◆ DIRECTION
Restate, word for word, every line of the data.

◆ EXTRACTED ENTRIES
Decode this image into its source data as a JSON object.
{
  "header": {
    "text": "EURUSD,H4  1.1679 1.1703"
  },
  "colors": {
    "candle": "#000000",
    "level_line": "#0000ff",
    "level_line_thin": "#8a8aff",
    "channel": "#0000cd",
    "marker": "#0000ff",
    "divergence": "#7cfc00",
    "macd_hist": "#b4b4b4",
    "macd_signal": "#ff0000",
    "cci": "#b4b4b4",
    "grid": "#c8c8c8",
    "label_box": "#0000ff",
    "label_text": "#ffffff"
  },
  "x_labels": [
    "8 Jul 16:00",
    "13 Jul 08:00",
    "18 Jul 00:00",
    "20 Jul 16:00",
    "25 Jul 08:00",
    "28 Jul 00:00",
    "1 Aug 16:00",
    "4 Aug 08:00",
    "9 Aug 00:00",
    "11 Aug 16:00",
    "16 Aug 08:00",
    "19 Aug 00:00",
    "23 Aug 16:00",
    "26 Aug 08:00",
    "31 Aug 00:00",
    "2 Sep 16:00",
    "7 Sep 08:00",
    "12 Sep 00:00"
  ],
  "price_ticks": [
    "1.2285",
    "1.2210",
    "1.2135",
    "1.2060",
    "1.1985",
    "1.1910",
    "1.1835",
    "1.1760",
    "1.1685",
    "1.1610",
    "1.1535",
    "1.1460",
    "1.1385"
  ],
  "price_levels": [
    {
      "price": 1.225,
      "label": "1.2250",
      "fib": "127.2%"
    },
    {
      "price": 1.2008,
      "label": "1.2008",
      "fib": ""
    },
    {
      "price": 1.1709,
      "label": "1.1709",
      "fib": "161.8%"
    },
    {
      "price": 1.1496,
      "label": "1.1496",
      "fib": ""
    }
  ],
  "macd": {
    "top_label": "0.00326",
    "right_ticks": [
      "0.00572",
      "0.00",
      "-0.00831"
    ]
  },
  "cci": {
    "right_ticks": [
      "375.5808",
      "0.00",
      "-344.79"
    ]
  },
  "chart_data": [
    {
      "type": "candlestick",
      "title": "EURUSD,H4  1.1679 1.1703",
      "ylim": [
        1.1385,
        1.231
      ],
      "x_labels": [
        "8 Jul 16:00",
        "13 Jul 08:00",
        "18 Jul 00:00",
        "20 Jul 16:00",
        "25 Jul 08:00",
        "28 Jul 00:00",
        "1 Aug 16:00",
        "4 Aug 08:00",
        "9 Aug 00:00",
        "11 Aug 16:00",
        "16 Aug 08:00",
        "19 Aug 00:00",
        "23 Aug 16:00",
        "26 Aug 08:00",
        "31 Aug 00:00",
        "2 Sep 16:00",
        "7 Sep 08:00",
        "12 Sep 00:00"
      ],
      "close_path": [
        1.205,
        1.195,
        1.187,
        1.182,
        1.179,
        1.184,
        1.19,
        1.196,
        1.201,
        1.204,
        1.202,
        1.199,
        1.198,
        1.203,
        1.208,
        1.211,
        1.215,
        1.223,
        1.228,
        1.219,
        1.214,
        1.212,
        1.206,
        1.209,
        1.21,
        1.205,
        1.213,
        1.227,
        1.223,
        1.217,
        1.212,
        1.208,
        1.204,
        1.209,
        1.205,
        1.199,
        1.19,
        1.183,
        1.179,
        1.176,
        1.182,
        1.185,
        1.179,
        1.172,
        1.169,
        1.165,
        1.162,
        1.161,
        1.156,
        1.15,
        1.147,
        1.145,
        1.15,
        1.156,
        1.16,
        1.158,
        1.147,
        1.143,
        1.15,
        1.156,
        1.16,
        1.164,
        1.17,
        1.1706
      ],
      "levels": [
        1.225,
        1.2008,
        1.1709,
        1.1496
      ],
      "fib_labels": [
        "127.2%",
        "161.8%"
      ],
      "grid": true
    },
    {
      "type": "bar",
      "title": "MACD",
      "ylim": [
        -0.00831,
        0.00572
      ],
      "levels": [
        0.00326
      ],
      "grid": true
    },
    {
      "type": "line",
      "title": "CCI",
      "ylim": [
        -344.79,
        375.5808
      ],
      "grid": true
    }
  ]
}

◆ TASK ANSWER
Decode this image into its source data as a JSON object.
{
  "header": {
    "text": "EURUSD,H4  1.1679 1.1703"
  },
  "colors": {
    "candle": "#000000",
    "level_line": "#0000ff",
    "level_line_thin": "#8a8aff",
    "channel": "#0000cd",
    "marker": "#0000ff",
    "divergence": "#7cfc00",
    "macd_hist": "#b4b4b4",
    "macd_signal": "#ff0000",
    "cci": "#b4b4b4",
    "grid": "#c8c8c8",
    "label_box": "#0000ff",
    "label_text": "#ffffff"
  },
  "x_labels": [
    "8 Jul 16:00",
    "13 Jul 08:00",
    "18 Jul 00:00",
    "20 Jul 16:00",
    "25 Jul 08:00",
    "28 Jul 00:00",
    "1 Aug 16:00",
    "4 Aug 08:00",
    "9 Aug 00:00",
    "11 Aug 16:00",
    "16 Aug 08:00",
    "19 Aug 00:00",
    "23 Aug 16:00",
    "26 Aug 08:00",
    "31 Aug 00:00",
    "2 Sep 16:00",
    "7 Sep 08:00",
    "12 Sep 00:00"
  ],
  "price_ticks": [
    "1.2285",
    "1.2210",
    "1.2135",
    "1.2060",
    "1.1985",
    "1.1910",
    "1.1835",
    "1.1760",
    "1.1685",
    "1.1610",
    "1.1535",
    "1.1460",
    "1.1385"
  ],
  "price_levels": [
    {
      "price": 1.225,
      "label": "1.2250",
      "fib": "127.2%"
    },
    {
      "price": 1.2008,
      "label": "1.2008",
      "fib": ""
    },
    {
      "price": 1.1709,
      "label": "1.1709",
      "fib": "161.8%"
    },
    {
      "price": 1.1496,
      "label": "1.1496",
      "fib": ""
    }
  ],
  "macd": {
    "top_label": "0.00326",
    "right_ticks": [
      "0.00572",
      "0.00",
      "-0.00831"
    ]
  },
  "cci": {
    "right_ticks": [
      "375.5808",
      "0.00",
      "-344.79"
    ]
  },
  "chart_data": [
    {
      "type": "candlestick",
      "title": "EURUSD,H4  1.1679 1.1703",
      "ylim": [
        1.1385,
        1.231
      ],
      "x_labels": [
        "8 Jul 16:00",
        "13 Jul 08:00",
        "18 Jul 00:00",
        "20 Jul 16:00",
        "25 Jul 08:00",
        "28 Jul 00:00",
        "1 Aug 16:00",
        "4 Aug 08:00",
        "9 Aug 00:00",
        "11 Aug 16:00",
        "16 Aug 08:00",
        "19 Aug 00:00",
        "23 Aug 16:00",
        "26 Aug 08:00",
        "31 Aug 00:00",
        "2 Sep 16:00",
        "7 Sep 08:00",
        "12 Sep 00:00"
      ],
      "close_path": [
        1.205,
        1.195,
        1.187,
        1.182,
        1.179,
        1.184,
        1.19,
        1.196,
        1.201,
        1.204,
        1.202,
        1.199,
        1.198,
        1.203,
        1.208,
        1.211,
        1.215,
        1.223,
        1.228,
        1.219,
        1.214,
        1.212,
        1.206,
        1.209,
        1.21,
        1.205,
        1.213,
        1.227,
        1.223,
        1.217,
        1.212,
        1.208,
        1.204,
        1.209,
        1.205,
        1.199,
        1.19,
        1.183,
        1.179,
        1.176,
        1.182,
        1.185,
        1.179,
        1.172,
        1.169,
        1.165,
        1.162,
        1.161,
        1.156,
        1.15,
        1.147,
        1.145,
        1.15,
        1.156,
        1.16,
        1.158,
        1.147,
        1.143,
        1.15,
        1.156,
        1.16,
        1.164,
        1.17,
        1.1706
      ],
      "levels": [
        1.225,
        1.2008,
        1.1709,
        1.1496
      ],
      "fib_labels": [
        "127.2%",
        "161.8%"
      ],
      "grid": true
    },
    {
      "type": "bar",
      "title": "MACD",
      "ylim": [
        -0.00831,
        0.00572
      ],
      "levels": [
        0.00326
      ],
      "grid": true
    },
    {
      "type": "line",
      "title": "CCI",
      "ylim": [
        -344.79,
        375.5808
      ],
      "grid": true
    }
  ]
}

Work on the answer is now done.